§ **To do**
Check each line of the material below for "JSON", then copy the ones that contain it.

(Collected data entries)
* * * *

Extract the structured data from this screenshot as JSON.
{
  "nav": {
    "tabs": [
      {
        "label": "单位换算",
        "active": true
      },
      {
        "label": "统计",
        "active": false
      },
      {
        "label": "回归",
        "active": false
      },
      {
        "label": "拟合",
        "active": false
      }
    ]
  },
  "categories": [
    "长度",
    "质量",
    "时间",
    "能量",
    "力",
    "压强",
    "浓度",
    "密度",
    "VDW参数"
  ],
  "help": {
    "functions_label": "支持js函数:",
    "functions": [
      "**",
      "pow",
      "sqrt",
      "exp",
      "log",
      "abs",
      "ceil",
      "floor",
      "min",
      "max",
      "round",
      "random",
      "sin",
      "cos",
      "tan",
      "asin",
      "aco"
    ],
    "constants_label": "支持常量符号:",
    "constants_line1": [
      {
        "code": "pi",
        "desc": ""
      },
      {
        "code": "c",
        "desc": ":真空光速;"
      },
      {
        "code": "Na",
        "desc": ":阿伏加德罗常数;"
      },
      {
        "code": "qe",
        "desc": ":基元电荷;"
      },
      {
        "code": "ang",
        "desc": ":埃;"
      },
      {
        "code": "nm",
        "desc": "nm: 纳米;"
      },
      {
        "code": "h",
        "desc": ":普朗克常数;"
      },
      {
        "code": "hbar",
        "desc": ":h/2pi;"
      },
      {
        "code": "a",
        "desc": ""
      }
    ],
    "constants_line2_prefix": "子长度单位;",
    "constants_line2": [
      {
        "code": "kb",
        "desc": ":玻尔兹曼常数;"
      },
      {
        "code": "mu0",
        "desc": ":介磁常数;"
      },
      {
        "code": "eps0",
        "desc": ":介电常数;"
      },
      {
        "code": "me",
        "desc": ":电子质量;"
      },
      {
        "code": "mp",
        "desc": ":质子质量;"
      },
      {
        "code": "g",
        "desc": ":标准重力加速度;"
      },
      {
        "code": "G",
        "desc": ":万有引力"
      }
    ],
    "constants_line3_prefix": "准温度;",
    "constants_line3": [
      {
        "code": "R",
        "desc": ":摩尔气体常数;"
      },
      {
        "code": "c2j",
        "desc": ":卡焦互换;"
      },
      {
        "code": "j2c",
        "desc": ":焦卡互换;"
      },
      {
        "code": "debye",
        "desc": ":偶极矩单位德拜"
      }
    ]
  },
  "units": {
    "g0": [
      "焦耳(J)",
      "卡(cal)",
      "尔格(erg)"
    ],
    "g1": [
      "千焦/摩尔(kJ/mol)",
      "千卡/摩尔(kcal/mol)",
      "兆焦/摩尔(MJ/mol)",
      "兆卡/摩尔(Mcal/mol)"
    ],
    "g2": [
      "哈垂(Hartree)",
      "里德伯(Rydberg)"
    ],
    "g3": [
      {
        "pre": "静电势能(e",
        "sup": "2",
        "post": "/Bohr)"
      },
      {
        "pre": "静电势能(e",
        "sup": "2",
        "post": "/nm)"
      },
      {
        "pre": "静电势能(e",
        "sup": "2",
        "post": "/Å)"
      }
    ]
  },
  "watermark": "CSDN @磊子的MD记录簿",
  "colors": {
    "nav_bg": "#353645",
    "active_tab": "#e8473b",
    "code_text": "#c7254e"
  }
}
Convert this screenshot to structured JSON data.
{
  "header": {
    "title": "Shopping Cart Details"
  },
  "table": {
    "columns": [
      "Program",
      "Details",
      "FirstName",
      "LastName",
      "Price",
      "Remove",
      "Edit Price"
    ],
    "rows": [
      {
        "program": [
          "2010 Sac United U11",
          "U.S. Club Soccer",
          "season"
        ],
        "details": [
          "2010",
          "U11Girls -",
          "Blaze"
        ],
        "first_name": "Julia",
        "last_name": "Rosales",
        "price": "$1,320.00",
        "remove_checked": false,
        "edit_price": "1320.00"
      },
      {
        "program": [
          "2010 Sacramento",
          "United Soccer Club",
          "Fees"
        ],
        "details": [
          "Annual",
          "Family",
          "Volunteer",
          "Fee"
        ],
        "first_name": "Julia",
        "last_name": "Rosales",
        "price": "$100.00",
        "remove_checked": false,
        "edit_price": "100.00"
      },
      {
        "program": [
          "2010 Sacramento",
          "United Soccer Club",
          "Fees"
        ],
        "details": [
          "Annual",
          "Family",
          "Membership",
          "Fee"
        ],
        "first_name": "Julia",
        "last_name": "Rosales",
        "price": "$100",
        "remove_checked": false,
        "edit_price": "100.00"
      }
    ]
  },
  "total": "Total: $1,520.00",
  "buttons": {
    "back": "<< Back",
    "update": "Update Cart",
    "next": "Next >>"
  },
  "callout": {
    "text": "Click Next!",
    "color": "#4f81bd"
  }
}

* * * *

§ **Exercise result**
Extract the structured data from this screenshot as JSON.
Convert this screenshot to structured JSON data.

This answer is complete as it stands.